SET EXERCISE: Take each line containing "detailhandel" and report it exactly as written.

[Data records]
↓
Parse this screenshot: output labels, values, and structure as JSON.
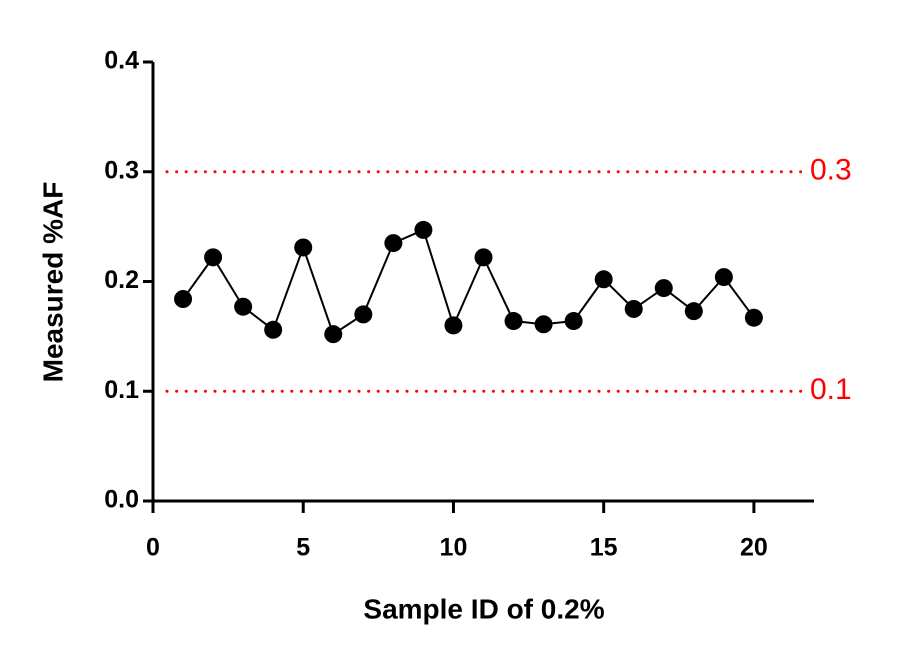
{
  "chart_data": {
    "type": "line",
    "x_label": "Sample ID of 0.2%",
    "y_label": "Measured %AF",
    "x": [
      1,
      2,
      3,
      4,
      5,
      6,
      7,
      8,
      9,
      10,
      11,
      12,
      13,
      14,
      15,
      16,
      17,
      18,
      19,
      20
    ],
    "series": [
      {
        "color": "#000000",
        "values": [
          0.184,
          0.222,
          0.177,
          0.156,
          0.231,
          0.152,
          0.17,
          0.235,
          0.247,
          0.16,
          0.222,
          0.164,
          0.161,
          0.164,
          0.202,
          0.175,
          0.194,
          0.173,
          0.204,
          0.167
        ]
      }
    ],
    "xlim": [
      0,
      22
    ],
    "xticks": [
      0,
      5,
      10,
      15,
      20
    ],
    "ylim": [
      0,
      0.4
    ],
    "yticks": [
      {
        "value": 0,
        "label": "0.0"
      },
      0.1,
      0.2,
      0.3,
      0.4
    ],
    "reference_lines": [
      {
        "value": 0.3,
        "color": "#ff0000"
      },
      {
        "value": 0.1,
        "color": "#ff0000"
      }
    ]
  }
}
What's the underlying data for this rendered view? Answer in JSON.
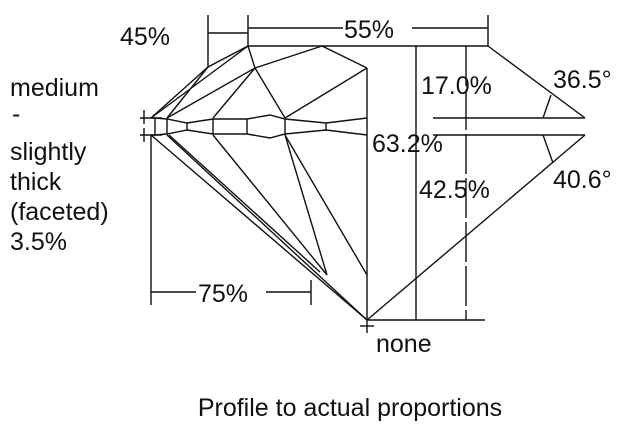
{
  "diagram": {
    "labels": {
      "star_length": "45%",
      "table": "55%",
      "crown_height": "17.0%",
      "crown_angle": "36.5°",
      "total_depth": "63.2%",
      "pavilion_depth": "42.5%",
      "pavilion_angle": "40.6°",
      "lower_half": "75%",
      "culet": "none",
      "girdle": [
        "medium",
        "-",
        "slightly",
        "thick",
        "(faceted)",
        "3.5%"
      ]
    },
    "caption": "Profile to actual proportions",
    "line_color": "#111111"
  }
}
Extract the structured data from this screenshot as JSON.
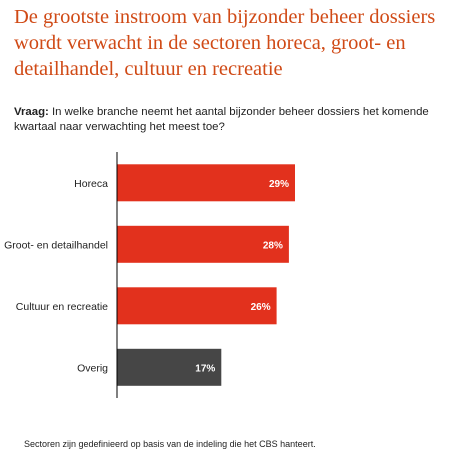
{
  "header": {
    "title": "De grootste instroom van bijzonder beheer dossiers wordt verwacht in de sectoren horeca, groot- en detailhandel, cultuur en recreatie"
  },
  "question": {
    "label": "Vraag:",
    "text": "In welke branche neemt het aantal bijzonder beheer dossiers het komende kwartaal naar verwachting het meest toe?"
  },
  "footnote": "Sectoren zijn gedefinieerd op basis van de indeling die het CBS hanteert.",
  "colors": {
    "primary_bar": "#e2311d",
    "other_bar": "#464646",
    "title": "#d04a16",
    "axis": "#000000"
  },
  "chart_data": {
    "type": "bar",
    "orientation": "horizontal",
    "categories": [
      "Horeca",
      "Groot- en detailhandel",
      "Cultuur en recreatie",
      "Overig"
    ],
    "values": [
      29,
      28,
      26,
      17
    ],
    "data_labels": [
      "29%",
      "28%",
      "26%",
      "17%"
    ],
    "bar_colors": [
      "#e2311d",
      "#e2311d",
      "#e2311d",
      "#464646"
    ],
    "unit": "%",
    "xlim": [
      0,
      100
    ],
    "grid": false,
    "legend": "none"
  }
}
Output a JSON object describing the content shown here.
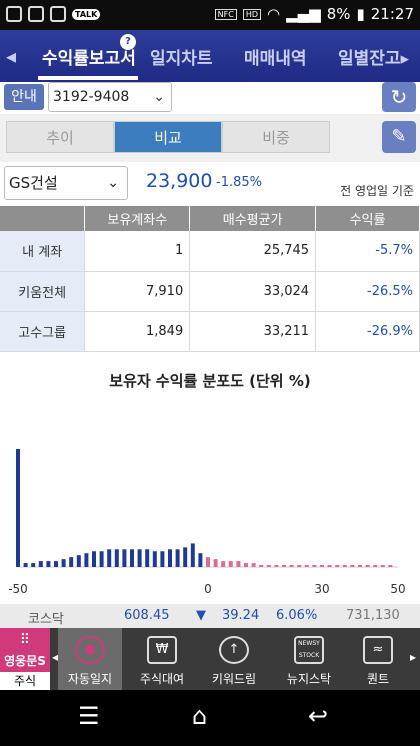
{
  "status": {
    "battery": "8%",
    "time": "21:27",
    "talk": "TALK",
    "nfc": "NFC",
    "hd": "HD"
  },
  "tabs": {
    "active": "수익률보고서",
    "t2": "일지차트",
    "t3": "매매내역",
    "t4": "일별잔고▸",
    "badge": "?"
  },
  "account": {
    "guide": "안내",
    "number": "3192-9408"
  },
  "segments": {
    "s1": "추이",
    "s2": "비교",
    "s3": "비중"
  },
  "stock": {
    "name": "GS건설",
    "price": "23,900",
    "change": "-1.85%",
    "basis": "전 영업일 기준"
  },
  "table": {
    "headers": [
      "",
      "보유계좌수",
      "매수평균가",
      "수익률"
    ],
    "rows": [
      {
        "label": "내 계좌",
        "count": "1",
        "avg": "25,745",
        "rate": "-5.7%"
      },
      {
        "label": "키움전체",
        "count": "7,910",
        "avg": "33,024",
        "rate": "-26.5%"
      },
      {
        "label": "고수그룹",
        "count": "1,849",
        "avg": "33,211",
        "rate": "-26.9%"
      }
    ]
  },
  "chart_data": {
    "type": "bar",
    "title": "보유자 수익률 분포도 (단위 %)",
    "x_ticks": [
      "-50",
      "0",
      "30",
      "50"
    ],
    "x_range": [
      -50,
      50
    ],
    "colors": {
      "loss": "#1f3a93",
      "gain": "#e06a8f"
    },
    "x": [
      -50,
      -48,
      -46,
      -44,
      -42,
      -40,
      -38,
      -36,
      -34,
      -32,
      -30,
      -28,
      -26,
      -24,
      -22,
      -20,
      -18,
      -16,
      -14,
      -12,
      -10,
      -8,
      -6,
      -4,
      -2,
      0,
      2,
      4,
      6,
      8,
      10,
      12,
      14,
      16,
      18,
      20,
      22,
      24,
      26,
      28,
      30,
      32,
      34,
      36,
      38,
      40,
      42,
      44,
      46,
      48
    ],
    "values": [
      60,
      2,
      2,
      3,
      3,
      3,
      4,
      5,
      6,
      7,
      8,
      8,
      9,
      9,
      9,
      9,
      9,
      9,
      8,
      8,
      9,
      9,
      10,
      12,
      7,
      5,
      4,
      3,
      3,
      3,
      2,
      2,
      1,
      1,
      1,
      1,
      1,
      1,
      1,
      1,
      1,
      1,
      1,
      1,
      1,
      1,
      1,
      1,
      1,
      1
    ]
  },
  "index": {
    "name": "코스닥",
    "value": "608.45",
    "arrow": "▼",
    "diff": "39.24",
    "pct": "6.06%",
    "volume": "731,130"
  },
  "bottom": {
    "brand": "영웅문S",
    "sub": "주식",
    "b1": "자동일지",
    "b2": "주식대여",
    "b3": "키워드림",
    "b4": "뉴지스탁",
    "b5": "퀀트",
    "newsy": "NEWSY STOCK"
  }
}
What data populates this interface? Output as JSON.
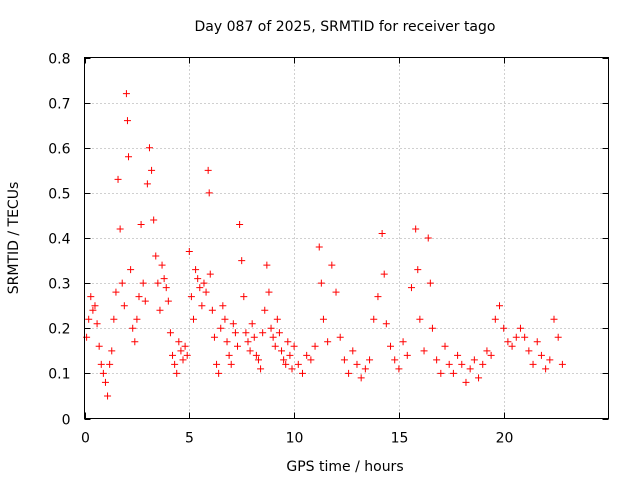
{
  "chart_data": {
    "type": "scatter",
    "title": "Day 087 of 2025, SRMTID for receiver tago",
    "xlabel": "GPS time / hours",
    "ylabel": "SRMTID / TECUs",
    "xlim": [
      0,
      25
    ],
    "ylim": [
      0,
      0.8
    ],
    "x_ticks": [
      0,
      5,
      10,
      15,
      20
    ],
    "x_tick_labels": [
      "0",
      "5",
      "10",
      "15",
      "20"
    ],
    "y_ticks": [
      0,
      0.1,
      0.2,
      0.3,
      0.4,
      0.5,
      0.6,
      0.7,
      0.8
    ],
    "y_tick_labels": [
      "0",
      "0.1",
      "0.2",
      "0.3",
      "0.4",
      "0.5",
      "0.6",
      "0.7",
      "0.8"
    ],
    "grid": true,
    "marker": "plus",
    "color": "#ff0000",
    "series": [
      {
        "name": "SRMTID",
        "points": [
          [
            0.1,
            0.18
          ],
          [
            0.2,
            0.22
          ],
          [
            0.3,
            0.27
          ],
          [
            0.4,
            0.24
          ],
          [
            0.5,
            0.25
          ],
          [
            0.6,
            0.21
          ],
          [
            0.7,
            0.16
          ],
          [
            0.8,
            0.12
          ],
          [
            0.9,
            0.1
          ],
          [
            1.0,
            0.08
          ],
          [
            1.1,
            0.05
          ],
          [
            1.2,
            0.12
          ],
          [
            1.3,
            0.15
          ],
          [
            1.4,
            0.22
          ],
          [
            1.5,
            0.28
          ],
          [
            1.6,
            0.53
          ],
          [
            1.7,
            0.42
          ],
          [
            1.8,
            0.3
          ],
          [
            1.9,
            0.25
          ],
          [
            2.0,
            0.72
          ],
          [
            2.05,
            0.66
          ],
          [
            2.1,
            0.58
          ],
          [
            2.2,
            0.33
          ],
          [
            2.3,
            0.2
          ],
          [
            2.4,
            0.17
          ],
          [
            2.5,
            0.22
          ],
          [
            2.6,
            0.27
          ],
          [
            2.7,
            0.43
          ],
          [
            2.8,
            0.3
          ],
          [
            2.9,
            0.26
          ],
          [
            3.0,
            0.52
          ],
          [
            3.1,
            0.6
          ],
          [
            3.2,
            0.55
          ],
          [
            3.3,
            0.44
          ],
          [
            3.4,
            0.36
          ],
          [
            3.5,
            0.3
          ],
          [
            3.6,
            0.24
          ],
          [
            3.7,
            0.34
          ],
          [
            3.8,
            0.31
          ],
          [
            3.9,
            0.29
          ],
          [
            4.0,
            0.26
          ],
          [
            4.1,
            0.19
          ],
          [
            4.2,
            0.14
          ],
          [
            4.3,
            0.12
          ],
          [
            4.4,
            0.1
          ],
          [
            4.5,
            0.17
          ],
          [
            4.6,
            0.15
          ],
          [
            4.7,
            0.13
          ],
          [
            4.8,
            0.16
          ],
          [
            4.9,
            0.14
          ],
          [
            5.0,
            0.37
          ],
          [
            5.1,
            0.27
          ],
          [
            5.2,
            0.22
          ],
          [
            5.3,
            0.33
          ],
          [
            5.4,
            0.31
          ],
          [
            5.5,
            0.29
          ],
          [
            5.6,
            0.25
          ],
          [
            5.7,
            0.3
          ],
          [
            5.8,
            0.28
          ],
          [
            5.9,
            0.55
          ],
          [
            5.95,
            0.5
          ],
          [
            6.0,
            0.32
          ],
          [
            6.1,
            0.24
          ],
          [
            6.2,
            0.18
          ],
          [
            6.3,
            0.12
          ],
          [
            6.4,
            0.1
          ],
          [
            6.5,
            0.2
          ],
          [
            6.6,
            0.25
          ],
          [
            6.7,
            0.22
          ],
          [
            6.8,
            0.17
          ],
          [
            6.9,
            0.14
          ],
          [
            7.0,
            0.12
          ],
          [
            7.1,
            0.21
          ],
          [
            7.2,
            0.19
          ],
          [
            7.3,
            0.16
          ],
          [
            7.4,
            0.43
          ],
          [
            7.5,
            0.35
          ],
          [
            7.6,
            0.27
          ],
          [
            7.7,
            0.19
          ],
          [
            7.8,
            0.17
          ],
          [
            7.9,
            0.15
          ],
          [
            8.0,
            0.21
          ],
          [
            8.1,
            0.18
          ],
          [
            8.2,
            0.14
          ],
          [
            8.3,
            0.13
          ],
          [
            8.4,
            0.11
          ],
          [
            8.5,
            0.19
          ],
          [
            8.6,
            0.24
          ],
          [
            8.7,
            0.34
          ],
          [
            8.8,
            0.28
          ],
          [
            8.9,
            0.2
          ],
          [
            9.0,
            0.18
          ],
          [
            9.1,
            0.16
          ],
          [
            9.2,
            0.22
          ],
          [
            9.3,
            0.19
          ],
          [
            9.4,
            0.15
          ],
          [
            9.5,
            0.13
          ],
          [
            9.6,
            0.12
          ],
          [
            9.7,
            0.17
          ],
          [
            9.8,
            0.14
          ],
          [
            9.9,
            0.11
          ],
          [
            10.0,
            0.16
          ],
          [
            10.2,
            0.12
          ],
          [
            10.4,
            0.1
          ],
          [
            10.6,
            0.14
          ],
          [
            10.8,
            0.13
          ],
          [
            11.0,
            0.16
          ],
          [
            11.2,
            0.38
          ],
          [
            11.3,
            0.3
          ],
          [
            11.4,
            0.22
          ],
          [
            11.6,
            0.17
          ],
          [
            11.8,
            0.34
          ],
          [
            12.0,
            0.28
          ],
          [
            12.2,
            0.18
          ],
          [
            12.4,
            0.13
          ],
          [
            12.6,
            0.1
          ],
          [
            12.8,
            0.15
          ],
          [
            13.0,
            0.12
          ],
          [
            13.2,
            0.09
          ],
          [
            13.4,
            0.11
          ],
          [
            13.6,
            0.13
          ],
          [
            13.8,
            0.22
          ],
          [
            14.0,
            0.27
          ],
          [
            14.2,
            0.41
          ],
          [
            14.3,
            0.32
          ],
          [
            14.4,
            0.21
          ],
          [
            14.6,
            0.16
          ],
          [
            14.8,
            0.13
          ],
          [
            15.0,
            0.11
          ],
          [
            15.2,
            0.17
          ],
          [
            15.4,
            0.14
          ],
          [
            15.6,
            0.29
          ],
          [
            15.8,
            0.42
          ],
          [
            15.9,
            0.33
          ],
          [
            16.0,
            0.22
          ],
          [
            16.2,
            0.15
          ],
          [
            16.4,
            0.4
          ],
          [
            16.5,
            0.3
          ],
          [
            16.6,
            0.2
          ],
          [
            16.8,
            0.13
          ],
          [
            17.0,
            0.1
          ],
          [
            17.2,
            0.16
          ],
          [
            17.4,
            0.12
          ],
          [
            17.6,
            0.1
          ],
          [
            17.8,
            0.14
          ],
          [
            18.0,
            0.12
          ],
          [
            18.2,
            0.08
          ],
          [
            18.4,
            0.11
          ],
          [
            18.6,
            0.13
          ],
          [
            18.8,
            0.09
          ],
          [
            19.0,
            0.12
          ],
          [
            19.2,
            0.15
          ],
          [
            19.4,
            0.14
          ],
          [
            19.6,
            0.22
          ],
          [
            19.8,
            0.25
          ],
          [
            20.0,
            0.2
          ],
          [
            20.2,
            0.17
          ],
          [
            20.4,
            0.16
          ],
          [
            20.6,
            0.18
          ],
          [
            20.8,
            0.2
          ],
          [
            21.0,
            0.18
          ],
          [
            21.2,
            0.15
          ],
          [
            21.4,
            0.12
          ],
          [
            21.6,
            0.17
          ],
          [
            21.8,
            0.14
          ],
          [
            22.0,
            0.11
          ],
          [
            22.2,
            0.13
          ],
          [
            22.4,
            0.22
          ],
          [
            22.6,
            0.18
          ],
          [
            22.8,
            0.12
          ]
        ]
      }
    ]
  }
}
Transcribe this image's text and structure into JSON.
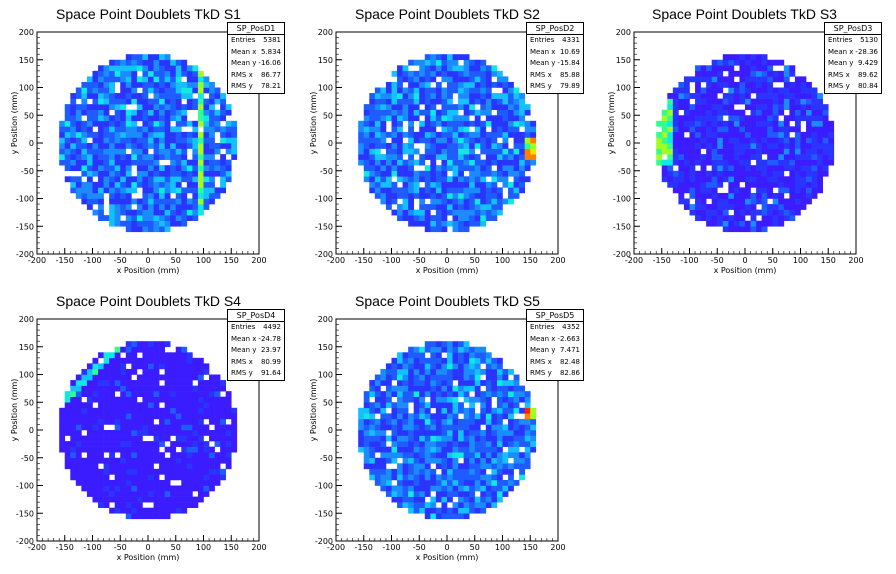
↑
OUTPUT:
    "title": "De grootste instroom van bijzonder beheer dossiers wordt verwacht in de sectoren horeca, groot- en detailhandel, cultuur en recreatie"
      "Groot- en detailhandel",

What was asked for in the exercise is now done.